(Data excerpts)

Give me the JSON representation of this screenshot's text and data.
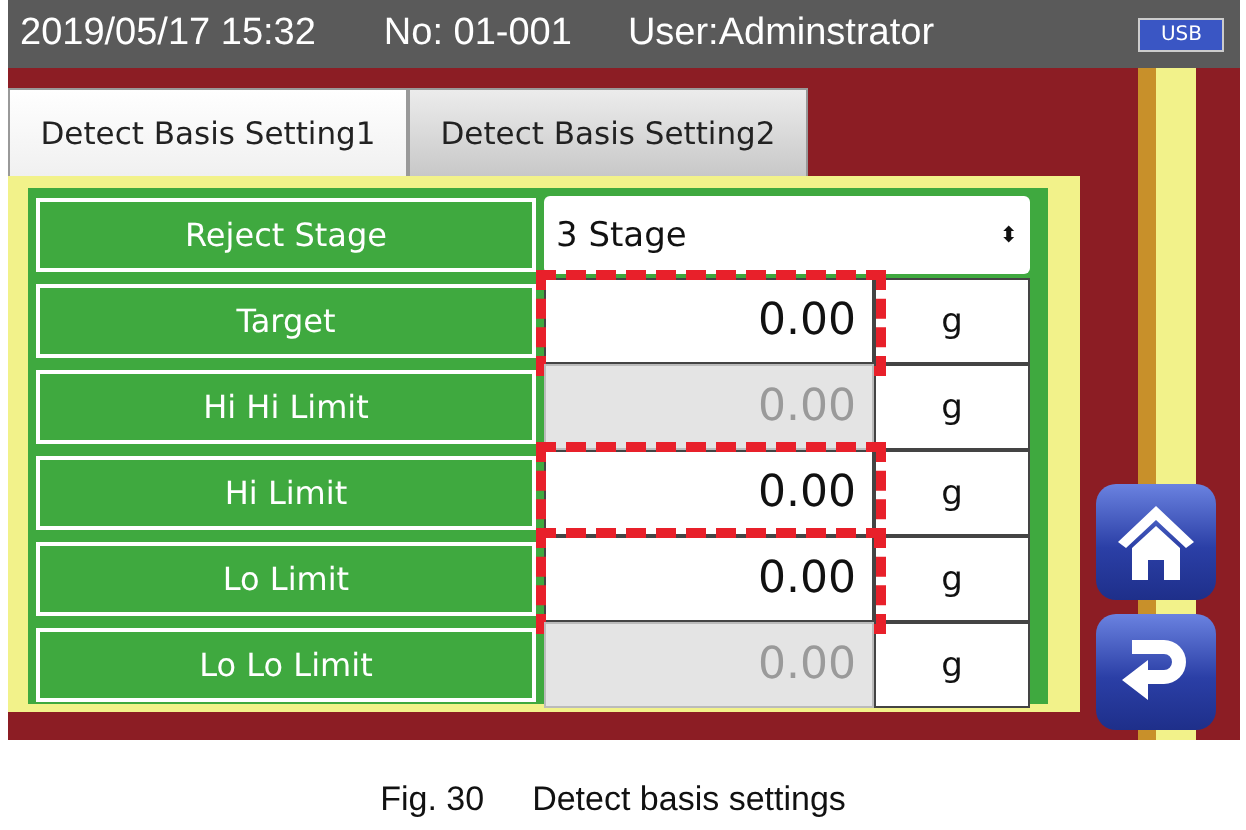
{
  "status_bar": {
    "datetime": "2019/05/17 15:32",
    "number": "No:  01-001",
    "user": "User:Adminstrator",
    "usb": "USB"
  },
  "tabs": [
    {
      "label": "Detect Basis Setting1",
      "selected": true
    },
    {
      "label": "Detect Basis Setting2",
      "selected": false
    }
  ],
  "rows": [
    {
      "kind": "select",
      "label": "Reject Stage",
      "value": "3 Stage",
      "arrow": "⬍",
      "highlighted": false
    },
    {
      "kind": "number",
      "label": "Target",
      "value": "0.00",
      "unit": "g",
      "disabled": false,
      "highlighted": true
    },
    {
      "kind": "number",
      "label": "Hi Hi Limit",
      "value": "0.00",
      "unit": "g",
      "disabled": true,
      "highlighted": false
    },
    {
      "kind": "number",
      "label": "Hi Limit",
      "value": "0.00",
      "unit": "g",
      "disabled": false,
      "highlighted": true
    },
    {
      "kind": "number",
      "label": "Lo Limit",
      "value": "0.00",
      "unit": "g",
      "disabled": false,
      "highlighted": true
    },
    {
      "kind": "number",
      "label": "Lo Lo Limit",
      "value": "0.00",
      "unit": "g",
      "disabled": true,
      "highlighted": false
    }
  ],
  "caption": {
    "number": "Fig. 30",
    "text": "Detect basis settings"
  }
}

■ **Aim of the task**: Nothing in the entries above should change when they are printed again, except that the pictures are dropped.

■ **Written answer**:
Give me the JSON representation of this screenshot's text and data.
{
  "status_bar": {
    "datetime": "2019/05/17 15:32",
    "number": "No:  01-001",
    "user": "User:Adminstrator",
    "usb": "USB"
  },
  "tabs": [
    {
      "label": "Detect Basis Setting1",
      "selected": true
    },
    {
      "label": "Detect Basis Setting2",
      "selected": false
    }
  ],
  "rows": [
    {
      "kind": "select",
      "label": "Reject Stage",
      "value": "3 Stage",
      "arrow": "⬍",
      "highlighted": false
    },
    {
      "kind": "number",
      "label": "Target",
      "value": "0.00",
      "unit": "g",
      "disabled": false,
      "highlighted": true
    },
    {
      "kind": "number",
      "label": "Hi Hi Limit",
      "value": "0.00",
      "unit": "g",
      "disabled": true,
      "highlighted": false
    },
    {
      "kind": "number",
      "label": "Hi Limit",
      "value": "0.00",
      "unit": "g",
      "disabled": false,
      "highlighted": true
    },
    {
      "kind": "number",
      "label": "Lo Limit",
      "value": "0.00",
      "unit": "g",
      "disabled": false,
      "highlighted": true
    },
    {
      "kind": "number",
      "label": "Lo Lo Limit",
      "value": "0.00",
      "unit": "g",
      "disabled": true,
      "highlighted": false
    }
  ],
  "caption": {
    "number": "Fig. 30",
    "text": "Detect basis settings"
  }
}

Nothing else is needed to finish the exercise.